What the task asks: Transcribe every line of the records verbatim.

Figure collection entries

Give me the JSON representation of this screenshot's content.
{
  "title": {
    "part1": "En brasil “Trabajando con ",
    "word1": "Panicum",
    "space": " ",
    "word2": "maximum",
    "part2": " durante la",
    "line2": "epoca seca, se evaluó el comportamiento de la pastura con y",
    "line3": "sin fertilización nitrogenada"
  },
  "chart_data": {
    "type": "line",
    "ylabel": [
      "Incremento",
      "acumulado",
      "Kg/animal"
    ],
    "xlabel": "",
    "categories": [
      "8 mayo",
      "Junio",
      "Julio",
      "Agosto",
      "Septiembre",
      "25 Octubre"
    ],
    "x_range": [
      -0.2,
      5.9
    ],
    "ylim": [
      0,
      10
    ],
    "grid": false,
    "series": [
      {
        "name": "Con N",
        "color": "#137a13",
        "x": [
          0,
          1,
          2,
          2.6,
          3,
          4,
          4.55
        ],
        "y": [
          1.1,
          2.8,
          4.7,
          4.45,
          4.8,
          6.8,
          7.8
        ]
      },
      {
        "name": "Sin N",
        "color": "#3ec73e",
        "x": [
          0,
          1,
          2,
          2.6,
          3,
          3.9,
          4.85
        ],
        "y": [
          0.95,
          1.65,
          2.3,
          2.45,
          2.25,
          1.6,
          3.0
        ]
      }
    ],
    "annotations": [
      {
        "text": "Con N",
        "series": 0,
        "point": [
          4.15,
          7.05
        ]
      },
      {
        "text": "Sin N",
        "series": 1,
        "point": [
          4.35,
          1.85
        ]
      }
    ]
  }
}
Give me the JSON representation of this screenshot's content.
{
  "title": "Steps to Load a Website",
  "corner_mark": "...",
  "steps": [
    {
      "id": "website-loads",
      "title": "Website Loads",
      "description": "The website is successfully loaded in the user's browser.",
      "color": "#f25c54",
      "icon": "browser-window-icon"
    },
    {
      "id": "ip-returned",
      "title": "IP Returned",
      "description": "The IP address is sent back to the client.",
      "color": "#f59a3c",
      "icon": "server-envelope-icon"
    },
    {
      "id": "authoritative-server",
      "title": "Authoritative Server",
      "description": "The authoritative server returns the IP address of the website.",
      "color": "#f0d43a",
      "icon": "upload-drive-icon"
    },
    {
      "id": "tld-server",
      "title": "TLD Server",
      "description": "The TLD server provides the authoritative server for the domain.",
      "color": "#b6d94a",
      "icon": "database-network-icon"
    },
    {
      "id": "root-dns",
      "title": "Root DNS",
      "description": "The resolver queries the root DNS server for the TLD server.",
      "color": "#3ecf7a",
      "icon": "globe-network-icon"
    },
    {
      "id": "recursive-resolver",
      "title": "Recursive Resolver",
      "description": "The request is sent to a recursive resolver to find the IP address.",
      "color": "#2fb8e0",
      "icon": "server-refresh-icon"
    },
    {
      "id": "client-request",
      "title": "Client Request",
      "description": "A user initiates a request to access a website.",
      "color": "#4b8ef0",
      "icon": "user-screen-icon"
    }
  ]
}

The output:
Give me the JSON representation of this screenshot's content.
{
  "title": {
    "part1": "En brasil “Trabajando con ",
    "word1": "Panicum",
    "space": " ",
    "word2": "maximum",
    "part2": " durante la",
    "line2": "epoca seca, se evaluó el comportamiento de la pastura con y",
    "line3": "sin fertilización nitrogenada"
  },
  "chart_data": {
    "type": "line",
    "ylabel": [
      "Incremento",
      "acumulado",
      "Kg/animal"
    ],
    "xlabel": "",
    "categories": [
      "8 mayo",
      "Junio",
      "Julio",
      "Agosto",
      "Septiembre",
      "25 Octubre"
    ],
    "x_range": [
      -0.2,
      5.9
    ],
    "ylim": [
      0,
      10
    ],
    "grid": false,
    "series": [
      {
        "name": "Con N",
        "color": "#137a13",
        "x": [
          0,
          1,
          2,
          2.6,
          3,
          4,
          4.55
        ],
        "y": [
          1.1,
          2.8,
          4.7,
          4.45,
          4.8,
          6.8,
          7.8
        ]
      },
      {
        "name": "Sin N",
        "color": "#3ec73e",
        "x": [
          0,
          1,
          2,
          2.6,
          3,
          3.9,
          4.85
        ],
        "y": [
          0.95,
          1.65,
          2.3,
          2.45,
          2.25,
          1.6,
          3.0
        ]
      }
    ],
    "annotations": [
      {
        "text": "Con N",
        "series": 0,
        "point": [
          4.15,
          7.05
        ]
      },
      {
        "text": "Sin N",
        "series": 1,
        "point": [
          4.35,
          1.85
        ]
      }
    ]
  }
}
Give me the JSON representation of this screenshot's content.
{
  "title": "Steps to Load a Website",
  "corner_mark": "...",
  "steps": [
    {
      "id": "website-loads",
      "title": "Website Loads",
      "description": "The website is successfully loaded in the user's browser.",
      "color": "#f25c54",
      "icon": "browser-window-icon"
    },
    {
      "id": "ip-returned",
      "title": "IP Returned",
      "description": "The IP address is sent back to the client.",
      "color": "#f59a3c",
      "icon": "server-envelope-icon"
    },
    {
      "id": "authoritative-server",
      "title": "Authoritative Server",
      "description": "The authoritative server returns the IP address of the website.",
      "color": "#f0d43a",
      "icon": "upload-drive-icon"
    },
    {
      "id": "tld-server",
      "title": "TLD Server",
      "description": "The TLD server provides the authoritative server for the domain.",
      "color": "#b6d94a",
      "icon": "database-network-icon"
    },
    {
      "id": "root-dns",
      "title": "Root DNS",
      "description": "The resolver queries the root DNS server for the TLD server.",
      "color": "#3ecf7a",
      "icon": "globe-network-icon"
    },
    {
      "id": "recursive-resolver",
      "title": "Recursive Resolver",
      "description": "The request is sent to a recursive resolver to find the IP address.",
      "color": "#2fb8e0",
      "icon": "server-refresh-icon"
    },
    {
      "id": "client-request",
      "title": "Client Request",
      "description": "A user initiates a request to access a website.",
      "color": "#4b8ef0",
      "icon": "user-screen-icon"
    }
  ]
}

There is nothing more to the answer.